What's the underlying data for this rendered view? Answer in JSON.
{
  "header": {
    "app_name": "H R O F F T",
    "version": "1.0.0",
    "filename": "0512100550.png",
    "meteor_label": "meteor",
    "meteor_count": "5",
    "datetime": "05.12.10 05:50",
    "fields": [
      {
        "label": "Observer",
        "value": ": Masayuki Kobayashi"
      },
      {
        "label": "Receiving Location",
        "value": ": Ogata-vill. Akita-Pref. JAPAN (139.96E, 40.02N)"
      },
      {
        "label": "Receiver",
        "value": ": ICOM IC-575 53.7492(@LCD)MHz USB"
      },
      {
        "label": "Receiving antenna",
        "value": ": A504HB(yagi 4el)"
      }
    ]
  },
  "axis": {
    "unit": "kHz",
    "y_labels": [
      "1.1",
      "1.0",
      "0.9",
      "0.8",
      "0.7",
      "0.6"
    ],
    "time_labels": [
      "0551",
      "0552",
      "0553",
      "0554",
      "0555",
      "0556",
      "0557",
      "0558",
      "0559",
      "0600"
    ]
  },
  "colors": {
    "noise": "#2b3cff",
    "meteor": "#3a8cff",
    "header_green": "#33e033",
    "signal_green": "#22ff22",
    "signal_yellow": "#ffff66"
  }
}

# # #

Set task -
Repeat the records above exactly, leaving none out.

Reply to the exercise -
What's the underlying data for this rendered view? Answer in JSON.
{
  "header": {
    "app_name": "H R O F F T",
    "version": "1.0.0",
    "filename": "0512100550.png",
    "meteor_label": "meteor",
    "meteor_count": "5",
    "datetime": "05.12.10 05:50",
    "fields": [
      {
        "label": "Observer",
        "value": ": Masayuki Kobayashi"
      },
      {
        "label": "Receiving Location",
        "value": ": Ogata-vill. Akita-Pref. JAPAN (139.96E, 40.02N)"
      },
      {
        "label": "Receiver",
        "value": ": ICOM IC-575 53.7492(@LCD)MHz USB"
      },
      {
        "label": "Receiving antenna",
        "value": ": A504HB(yagi 4el)"
      }
    ]
  },
  "axis": {
    "unit": "kHz",
    "y_labels": [
      "1.1",
      "1.0",
      "0.9",
      "0.8",
      "0.7",
      "0.6"
    ],
    "time_labels": [
      "0551",
      "0552",
      "0553",
      "0554",
      "0555",
      "0556",
      "0557",
      "0558",
      "0559",
      "0600"
    ]
  },
  "colors": {
    "noise": "#2b3cff",
    "meteor": "#3a8cff",
    "header_green": "#33e033",
    "signal_green": "#22ff22",
    "signal_yellow": "#ffff66"
  }
}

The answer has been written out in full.